:: Data provided ::
--- BEGIN ---
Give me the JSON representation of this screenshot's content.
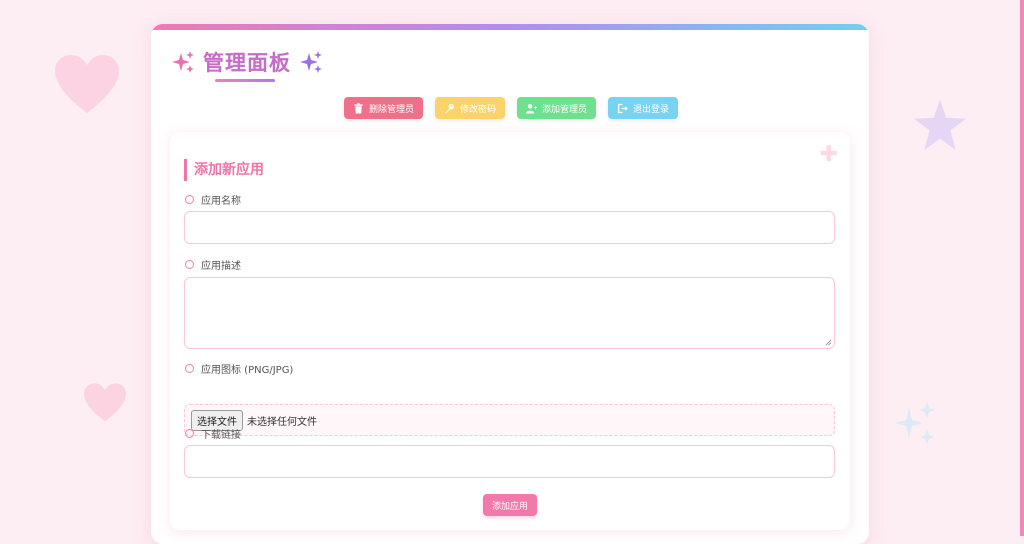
--- END ---
--- BEGIN ---
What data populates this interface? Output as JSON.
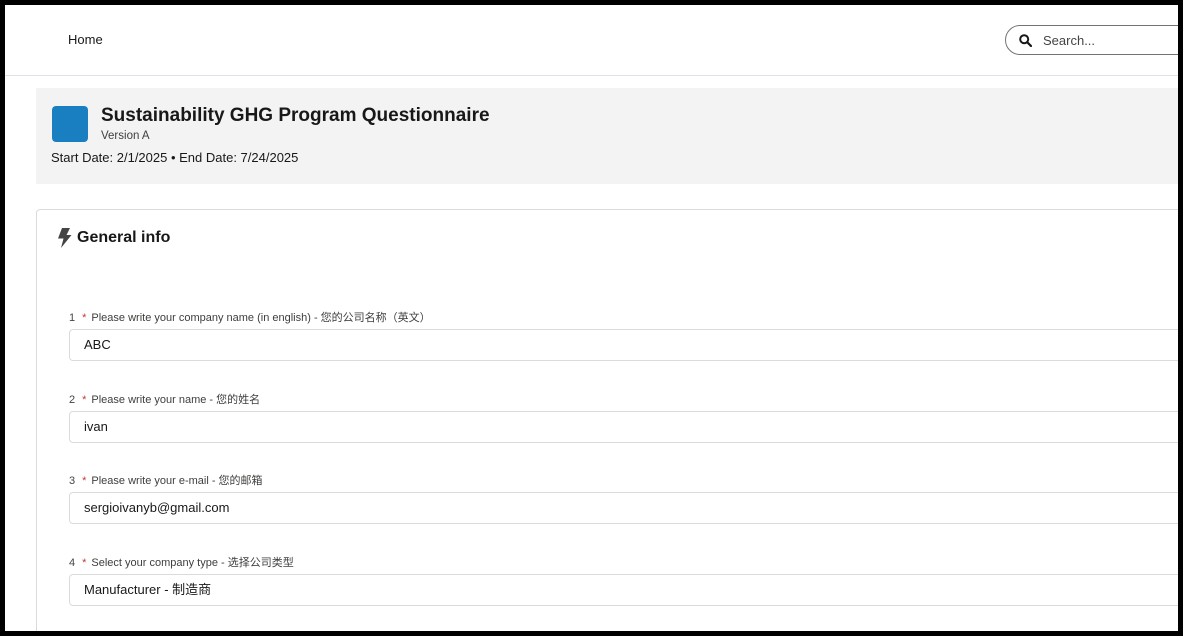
--- END ---
--- BEGIN ---
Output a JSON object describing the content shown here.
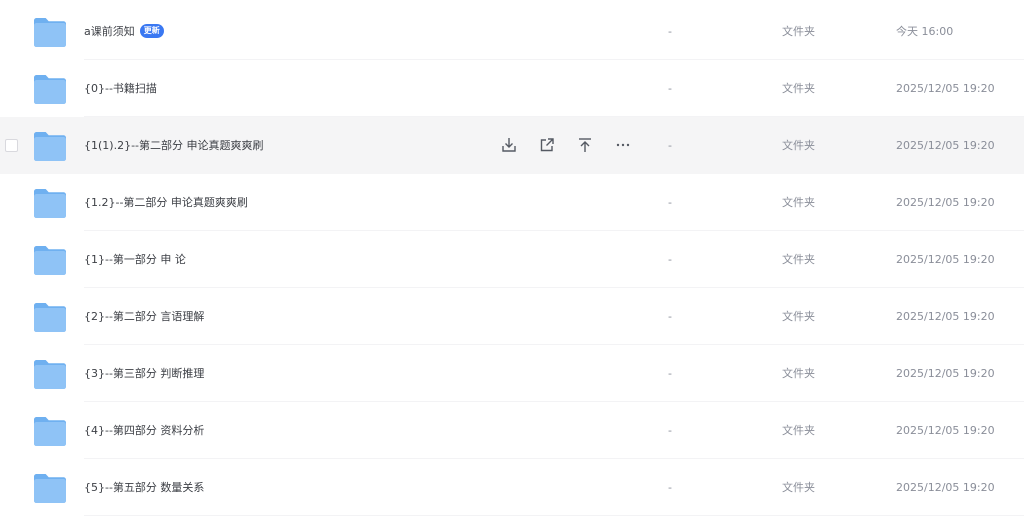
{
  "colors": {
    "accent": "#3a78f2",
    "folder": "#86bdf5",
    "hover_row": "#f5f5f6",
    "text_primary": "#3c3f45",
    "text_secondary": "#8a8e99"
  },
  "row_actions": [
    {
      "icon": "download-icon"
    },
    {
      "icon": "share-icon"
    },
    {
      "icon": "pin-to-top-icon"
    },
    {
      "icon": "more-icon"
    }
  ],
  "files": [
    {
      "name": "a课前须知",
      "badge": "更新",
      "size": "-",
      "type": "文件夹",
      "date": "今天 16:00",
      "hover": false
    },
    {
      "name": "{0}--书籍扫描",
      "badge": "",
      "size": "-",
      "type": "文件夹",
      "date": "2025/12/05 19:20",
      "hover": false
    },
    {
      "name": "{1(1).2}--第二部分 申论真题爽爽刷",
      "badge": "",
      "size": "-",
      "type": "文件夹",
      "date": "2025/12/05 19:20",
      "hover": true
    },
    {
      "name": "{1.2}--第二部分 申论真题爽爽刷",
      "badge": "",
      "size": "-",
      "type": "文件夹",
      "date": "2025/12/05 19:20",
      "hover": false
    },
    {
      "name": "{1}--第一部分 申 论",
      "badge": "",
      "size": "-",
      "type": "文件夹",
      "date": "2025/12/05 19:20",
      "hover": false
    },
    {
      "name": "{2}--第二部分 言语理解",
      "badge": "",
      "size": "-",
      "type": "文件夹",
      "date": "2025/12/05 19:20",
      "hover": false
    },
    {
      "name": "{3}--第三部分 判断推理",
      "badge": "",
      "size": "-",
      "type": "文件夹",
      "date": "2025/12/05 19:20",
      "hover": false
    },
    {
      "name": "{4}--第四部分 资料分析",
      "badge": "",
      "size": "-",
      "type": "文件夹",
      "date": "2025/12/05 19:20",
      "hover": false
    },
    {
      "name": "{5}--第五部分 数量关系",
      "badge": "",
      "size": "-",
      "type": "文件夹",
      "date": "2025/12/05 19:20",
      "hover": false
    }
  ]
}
--- END ---
:: Problem description ::
Pick out lines containing the word "this", each one as written.

:: Task output ::
Give me the JSON representation of this screenshot's content.
What data populates this interface? Output as JSON.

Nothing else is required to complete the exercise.